## Given request
Leave the pictures out and transcribe every record exactly.

....

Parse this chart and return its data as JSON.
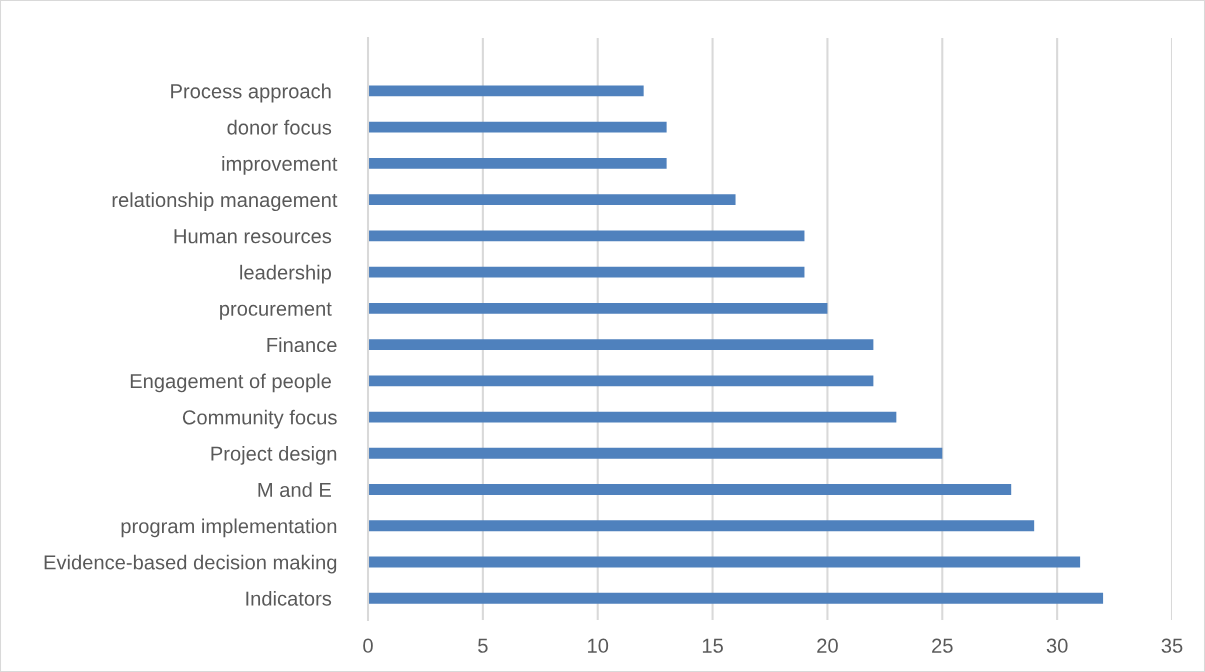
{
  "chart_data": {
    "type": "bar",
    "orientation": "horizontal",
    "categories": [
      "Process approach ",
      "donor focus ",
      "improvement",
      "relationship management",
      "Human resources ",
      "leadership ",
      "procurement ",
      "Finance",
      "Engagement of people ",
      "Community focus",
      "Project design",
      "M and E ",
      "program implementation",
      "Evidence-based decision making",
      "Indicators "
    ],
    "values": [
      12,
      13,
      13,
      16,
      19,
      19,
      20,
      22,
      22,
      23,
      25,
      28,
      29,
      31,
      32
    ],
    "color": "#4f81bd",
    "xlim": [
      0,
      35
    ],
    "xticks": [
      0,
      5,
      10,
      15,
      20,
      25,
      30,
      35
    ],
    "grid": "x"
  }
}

....

## Written answer
Parse this chart and return its data as JSON.
{
  "chart_data": {
    "type": "bar",
    "orientation": "horizontal",
    "categories": [
      "Process approach ",
      "donor focus ",
      "improvement",
      "relationship management",
      "Human resources ",
      "leadership ",
      "procurement ",
      "Finance",
      "Engagement of people ",
      "Community focus",
      "Project design",
      "M and E ",
      "program implementation",
      "Evidence-based decision making",
      "Indicators "
    ],
    "values": [
      12,
      13,
      13,
      16,
      19,
      19,
      20,
      22,
      22,
      23,
      25,
      28,
      29,
      31,
      32
    ],
    "color": "#4f81bd",
    "xlim": [
      0,
      35
    ],
    "xticks": [
      0,
      5,
      10,
      15,
      20,
      25,
      30,
      35
    ],
    "grid": "x"
  }
}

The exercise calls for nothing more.